- EXERCISE MATERIALS -
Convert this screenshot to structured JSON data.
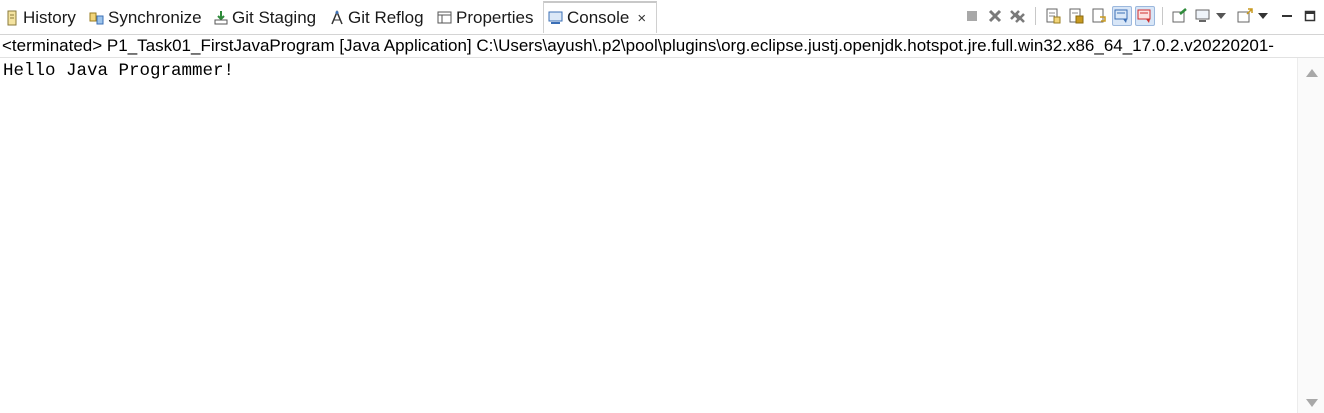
{
  "tabs": [
    {
      "label": "History",
      "icon": "history-icon"
    },
    {
      "label": "Synchronize",
      "icon": "synchronize-icon"
    },
    {
      "label": "Git Staging",
      "icon": "git-staging-icon"
    },
    {
      "label": "Git Reflog",
      "icon": "git-reflog-icon"
    },
    {
      "label": "Properties",
      "icon": "properties-icon"
    },
    {
      "label": "Console",
      "icon": "console-icon",
      "active": true,
      "close": "×"
    }
  ],
  "status": {
    "text": "<terminated> P1_Task01_FirstJavaProgram [Java Application] C:\\Users\\ayush\\.p2\\pool\\plugins\\org.eclipse.justj.openjdk.hotspot.jre.full.win32.x86_64_17.0.2.v20220201-"
  },
  "console": {
    "output": "Hello Java Programmer!"
  },
  "colors": {
    "toolbar_gray": "#8c8c8c",
    "accent_blue": "#3b6fb6",
    "accent_green": "#2e8b3a",
    "accent_red": "#d03030",
    "accent_gold": "#c89a20"
  }
}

- TASK -
Copy the data character for character, but drop all pictures from the copy.

- ANSWER TO THIS EXERCISE -
Convert this screenshot to structured JSON data.
{
  "tabs": [
    {
      "label": "History",
      "icon": "history-icon"
    },
    {
      "label": "Synchronize",
      "icon": "synchronize-icon"
    },
    {
      "label": "Git Staging",
      "icon": "git-staging-icon"
    },
    {
      "label": "Git Reflog",
      "icon": "git-reflog-icon"
    },
    {
      "label": "Properties",
      "icon": "properties-icon"
    },
    {
      "label": "Console",
      "icon": "console-icon",
      "active": true,
      "close": "×"
    }
  ],
  "status": {
    "text": "<terminated> P1_Task01_FirstJavaProgram [Java Application] C:\\Users\\ayush\\.p2\\pool\\plugins\\org.eclipse.justj.openjdk.hotspot.jre.full.win32.x86_64_17.0.2.v20220201-"
  },
  "console": {
    "output": "Hello Java Programmer!"
  },
  "colors": {
    "toolbar_gray": "#8c8c8c",
    "accent_blue": "#3b6fb6",
    "accent_green": "#2e8b3a",
    "accent_red": "#d03030",
    "accent_gold": "#c89a20"
  }
}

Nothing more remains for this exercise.